> Task description
Search the material for the string "Right", then return every line where it is found.

> Information supplied
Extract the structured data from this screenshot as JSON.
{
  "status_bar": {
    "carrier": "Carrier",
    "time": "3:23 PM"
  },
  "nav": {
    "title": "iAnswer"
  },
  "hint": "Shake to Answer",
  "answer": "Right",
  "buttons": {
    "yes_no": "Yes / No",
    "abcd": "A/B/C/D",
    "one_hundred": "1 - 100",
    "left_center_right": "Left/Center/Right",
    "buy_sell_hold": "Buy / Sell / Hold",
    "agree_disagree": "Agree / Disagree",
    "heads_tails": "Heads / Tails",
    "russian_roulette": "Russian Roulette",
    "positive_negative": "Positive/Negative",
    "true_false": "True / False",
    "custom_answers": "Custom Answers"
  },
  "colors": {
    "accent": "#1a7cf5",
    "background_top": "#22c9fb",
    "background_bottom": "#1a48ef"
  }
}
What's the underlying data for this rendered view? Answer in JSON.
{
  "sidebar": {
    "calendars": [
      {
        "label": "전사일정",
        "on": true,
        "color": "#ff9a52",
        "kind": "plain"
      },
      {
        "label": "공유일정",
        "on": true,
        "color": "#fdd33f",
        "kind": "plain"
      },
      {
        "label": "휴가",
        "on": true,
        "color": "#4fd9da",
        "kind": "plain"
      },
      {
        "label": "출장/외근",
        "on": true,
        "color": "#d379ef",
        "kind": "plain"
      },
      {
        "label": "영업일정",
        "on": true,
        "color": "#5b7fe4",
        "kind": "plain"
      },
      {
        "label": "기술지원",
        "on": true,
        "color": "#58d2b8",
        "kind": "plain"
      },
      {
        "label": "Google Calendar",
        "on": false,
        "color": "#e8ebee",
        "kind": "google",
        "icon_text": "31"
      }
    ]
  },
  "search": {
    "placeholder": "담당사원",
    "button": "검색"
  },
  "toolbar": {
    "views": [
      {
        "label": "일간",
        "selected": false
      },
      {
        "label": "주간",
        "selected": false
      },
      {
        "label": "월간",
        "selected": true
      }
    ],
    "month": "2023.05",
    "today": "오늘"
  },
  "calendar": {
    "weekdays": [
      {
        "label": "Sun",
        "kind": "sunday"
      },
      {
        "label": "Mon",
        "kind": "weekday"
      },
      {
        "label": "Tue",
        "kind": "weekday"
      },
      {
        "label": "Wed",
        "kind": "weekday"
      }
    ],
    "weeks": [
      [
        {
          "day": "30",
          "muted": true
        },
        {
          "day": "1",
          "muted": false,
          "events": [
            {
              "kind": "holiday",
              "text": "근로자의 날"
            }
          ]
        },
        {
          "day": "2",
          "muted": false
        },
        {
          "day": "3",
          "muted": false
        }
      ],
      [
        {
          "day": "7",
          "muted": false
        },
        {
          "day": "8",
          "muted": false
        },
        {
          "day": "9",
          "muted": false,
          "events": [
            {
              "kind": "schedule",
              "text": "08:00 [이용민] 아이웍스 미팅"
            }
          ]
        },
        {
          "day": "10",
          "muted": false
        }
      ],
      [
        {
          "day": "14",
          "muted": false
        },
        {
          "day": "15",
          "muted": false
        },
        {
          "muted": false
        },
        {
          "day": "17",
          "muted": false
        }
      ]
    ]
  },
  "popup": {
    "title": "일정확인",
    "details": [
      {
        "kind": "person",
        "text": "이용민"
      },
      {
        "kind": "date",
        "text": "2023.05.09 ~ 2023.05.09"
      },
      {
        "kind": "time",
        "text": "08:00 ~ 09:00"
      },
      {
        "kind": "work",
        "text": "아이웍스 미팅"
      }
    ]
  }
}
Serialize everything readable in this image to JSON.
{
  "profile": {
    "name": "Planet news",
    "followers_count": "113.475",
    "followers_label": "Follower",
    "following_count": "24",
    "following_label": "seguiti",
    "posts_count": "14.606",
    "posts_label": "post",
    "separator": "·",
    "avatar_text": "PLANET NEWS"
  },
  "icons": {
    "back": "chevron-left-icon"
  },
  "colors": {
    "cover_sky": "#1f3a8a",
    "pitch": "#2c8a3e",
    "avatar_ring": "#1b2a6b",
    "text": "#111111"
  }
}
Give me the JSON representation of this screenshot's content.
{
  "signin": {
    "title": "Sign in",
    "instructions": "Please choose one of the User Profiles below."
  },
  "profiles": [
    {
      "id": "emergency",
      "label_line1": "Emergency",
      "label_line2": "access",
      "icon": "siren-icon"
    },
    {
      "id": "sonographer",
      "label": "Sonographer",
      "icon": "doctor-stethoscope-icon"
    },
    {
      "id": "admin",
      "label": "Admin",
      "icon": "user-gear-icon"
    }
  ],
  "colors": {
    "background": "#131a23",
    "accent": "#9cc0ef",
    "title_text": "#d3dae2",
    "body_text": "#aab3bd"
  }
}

> Solved exercise
  "answer": "Right",
    "left_center_right": "Left/Center/Right",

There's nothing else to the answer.